Information shown:
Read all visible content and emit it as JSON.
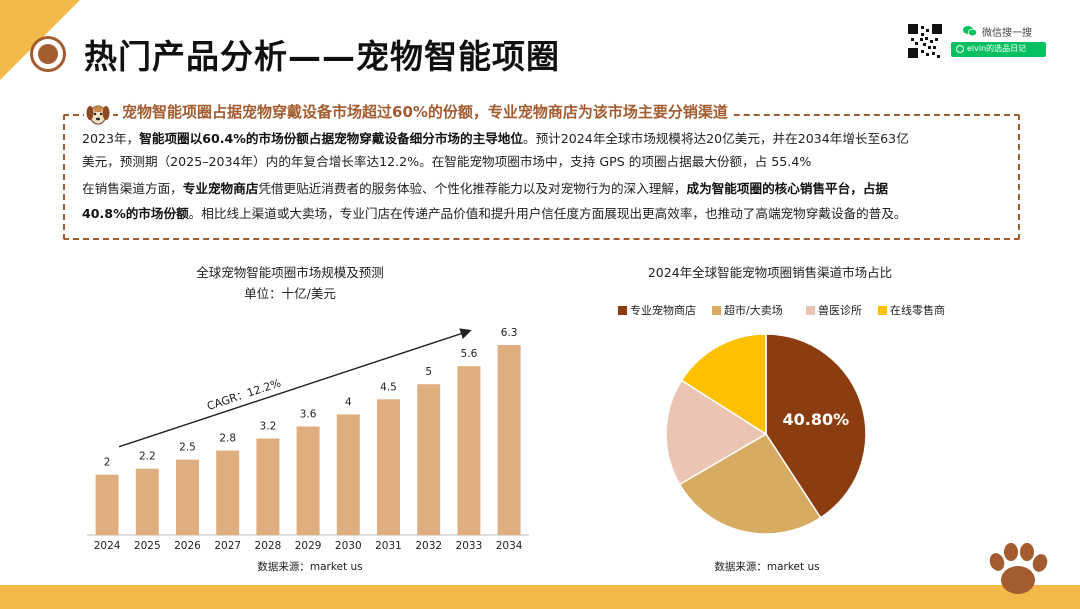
{
  "page": {
    "title": "热门产品分析——宠物智能项圈",
    "wechat": {
      "label": "微信搜一搜",
      "search_text": "elvin的选品日记"
    }
  },
  "summary": {
    "headline": "宠物智能项圈占据宠物穿戴设备市场超过60%的份额，专业宠物商店为该市场主要分销渠道",
    "p1_pre": "2023年，",
    "p1_bold": "智能项圈以60.4%的市场份额占据宠物穿戴设备细分市场的主导地位",
    "p1_post": "。预计2024年全球市场规模将达20亿美元，并在2034年增长至63亿",
    "p2": "美元，预测期（2025–2034年）内的年复合增长率达12.2%。在智能宠物项圈市场中，支持 GPS 的项圈占据最大份额，占 55.4%",
    "p3_pre": "在销售渠道方面，",
    "p3_bold1": "专业宠物商店",
    "p3_mid": "凭借更贴近消费者的服务体验、个性化推荐能力以及对宠物行为的深入理解，",
    "p3_bold2": "成为智能项圈的核心销售平台，占据",
    "p4_bold": "40.8%的市场份额",
    "p4_post": "。相比线上渠道或大卖场，专业门店在传递产品价值和提升用户信任度方面展现出更高效率，也推动了高端宠物穿戴设备的普及。"
  },
  "chart_data": [
    {
      "type": "bar",
      "title": "全球宠物智能项圈市场规模及预测",
      "subtitle": "单位：十亿/美元",
      "categories": [
        "2024",
        "2025",
        "2026",
        "2027",
        "2028",
        "2029",
        "2030",
        "2031",
        "2032",
        "2033",
        "2034"
      ],
      "values": [
        2,
        2.2,
        2.5,
        2.8,
        3.2,
        3.6,
        4,
        4.5,
        5,
        5.6,
        6.3
      ],
      "ylim": [
        0,
        6.5
      ],
      "annotation": "CAGR：12.2%",
      "source": "数据来源：market us",
      "grid": false,
      "colors": {
        "bar": "#dfae7e",
        "axis": "#bbbbbb"
      }
    },
    {
      "type": "pie",
      "title": "2024年全球智能宠物项圈销售渠道市场占比",
      "legend_position": "top",
      "slices": [
        {
          "name": "专业宠物商店",
          "value": 40.8,
          "color": "#8b3d0f"
        },
        {
          "name": "超市/大卖场",
          "value": 25.8,
          "color": "#d7ab62"
        },
        {
          "name": "兽医诊所",
          "value": 17.4,
          "color": "#ebc4b4"
        },
        {
          "name": "在线零售商",
          "value": 16.0,
          "color": "#ffc000"
        }
      ],
      "data_label": "40.80%",
      "source": "数据来源：market us"
    }
  ]
}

Written task: Every entry above should be duplicated exactly. Do not include the images.

Answer to the exercise:
Read all visible content and emit it as JSON.
{
  "page": {
    "title": "热门产品分析——宠物智能项圈",
    "wechat": {
      "label": "微信搜一搜",
      "search_text": "elvin的选品日记"
    }
  },
  "summary": {
    "headline": "宠物智能项圈占据宠物穿戴设备市场超过60%的份额，专业宠物商店为该市场主要分销渠道",
    "p1_pre": "2023年，",
    "p1_bold": "智能项圈以60.4%的市场份额占据宠物穿戴设备细分市场的主导地位",
    "p1_post": "。预计2024年全球市场规模将达20亿美元，并在2034年增长至63亿",
    "p2": "美元，预测期（2025–2034年）内的年复合增长率达12.2%。在智能宠物项圈市场中，支持 GPS 的项圈占据最大份额，占 55.4%",
    "p3_pre": "在销售渠道方面，",
    "p3_bold1": "专业宠物商店",
    "p3_mid": "凭借更贴近消费者的服务体验、个性化推荐能力以及对宠物行为的深入理解，",
    "p3_bold2": "成为智能项圈的核心销售平台，占据",
    "p4_bold": "40.8%的市场份额",
    "p4_post": "。相比线上渠道或大卖场，专业门店在传递产品价值和提升用户信任度方面展现出更高效率，也推动了高端宠物穿戴设备的普及。"
  },
  "chart_data": [
    {
      "type": "bar",
      "title": "全球宠物智能项圈市场规模及预测",
      "subtitle": "单位：十亿/美元",
      "categories": [
        "2024",
        "2025",
        "2026",
        "2027",
        "2028",
        "2029",
        "2030",
        "2031",
        "2032",
        "2033",
        "2034"
      ],
      "values": [
        2,
        2.2,
        2.5,
        2.8,
        3.2,
        3.6,
        4,
        4.5,
        5,
        5.6,
        6.3
      ],
      "ylim": [
        0,
        6.5
      ],
      "annotation": "CAGR：12.2%",
      "source": "数据来源：market us",
      "grid": false,
      "colors": {
        "bar": "#dfae7e",
        "axis": "#bbbbbb"
      }
    },
    {
      "type": "pie",
      "title": "2024年全球智能宠物项圈销售渠道市场占比",
      "legend_position": "top",
      "slices": [
        {
          "name": "专业宠物商店",
          "value": 40.8,
          "color": "#8b3d0f"
        },
        {
          "name": "超市/大卖场",
          "value": 25.8,
          "color": "#d7ab62"
        },
        {
          "name": "兽医诊所",
          "value": 17.4,
          "color": "#ebc4b4"
        },
        {
          "name": "在线零售商",
          "value": 16.0,
          "color": "#ffc000"
        }
      ],
      "data_label": "40.80%",
      "source": "数据来源：market us"
    }
  ]
}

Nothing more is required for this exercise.